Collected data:
□ □ □ □

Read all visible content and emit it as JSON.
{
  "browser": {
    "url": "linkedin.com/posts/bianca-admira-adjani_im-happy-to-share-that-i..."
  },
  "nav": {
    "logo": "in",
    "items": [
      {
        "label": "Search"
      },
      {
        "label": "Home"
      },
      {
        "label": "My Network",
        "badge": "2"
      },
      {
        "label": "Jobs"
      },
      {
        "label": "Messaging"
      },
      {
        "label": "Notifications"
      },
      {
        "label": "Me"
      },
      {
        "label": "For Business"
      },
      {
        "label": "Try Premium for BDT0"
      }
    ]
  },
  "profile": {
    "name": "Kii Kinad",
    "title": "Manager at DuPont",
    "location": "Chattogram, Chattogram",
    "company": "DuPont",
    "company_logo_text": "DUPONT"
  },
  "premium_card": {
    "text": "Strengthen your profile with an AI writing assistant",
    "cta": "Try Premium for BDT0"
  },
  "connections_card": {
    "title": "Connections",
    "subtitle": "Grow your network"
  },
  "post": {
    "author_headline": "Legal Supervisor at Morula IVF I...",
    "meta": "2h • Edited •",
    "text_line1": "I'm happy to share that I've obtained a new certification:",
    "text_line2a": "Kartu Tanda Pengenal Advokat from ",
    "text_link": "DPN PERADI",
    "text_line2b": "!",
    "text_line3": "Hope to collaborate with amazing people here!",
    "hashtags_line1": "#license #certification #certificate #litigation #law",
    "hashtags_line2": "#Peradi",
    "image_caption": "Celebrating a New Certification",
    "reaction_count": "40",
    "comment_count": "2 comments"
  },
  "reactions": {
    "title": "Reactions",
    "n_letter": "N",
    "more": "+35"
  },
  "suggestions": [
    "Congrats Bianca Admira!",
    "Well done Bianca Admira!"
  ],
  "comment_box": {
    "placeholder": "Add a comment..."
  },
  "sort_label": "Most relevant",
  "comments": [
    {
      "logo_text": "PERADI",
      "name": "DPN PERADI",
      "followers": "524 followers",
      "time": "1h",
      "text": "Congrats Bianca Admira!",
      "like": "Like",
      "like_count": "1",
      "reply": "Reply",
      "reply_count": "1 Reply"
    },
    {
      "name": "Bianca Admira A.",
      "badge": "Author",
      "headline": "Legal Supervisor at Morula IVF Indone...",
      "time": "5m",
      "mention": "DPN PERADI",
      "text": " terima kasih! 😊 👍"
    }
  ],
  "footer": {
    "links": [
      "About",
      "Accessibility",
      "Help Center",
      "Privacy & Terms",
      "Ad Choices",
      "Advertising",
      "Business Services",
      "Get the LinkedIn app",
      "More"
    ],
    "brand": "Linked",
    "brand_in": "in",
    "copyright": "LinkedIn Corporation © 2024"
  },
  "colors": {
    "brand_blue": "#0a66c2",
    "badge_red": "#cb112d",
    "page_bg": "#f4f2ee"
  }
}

□ □ □ □

## What the task requires:
Copy each line of the records that contains the word "profile".

## In response:
  "profile": {
    "text": "Strengthen your profile with an AI writing assistant",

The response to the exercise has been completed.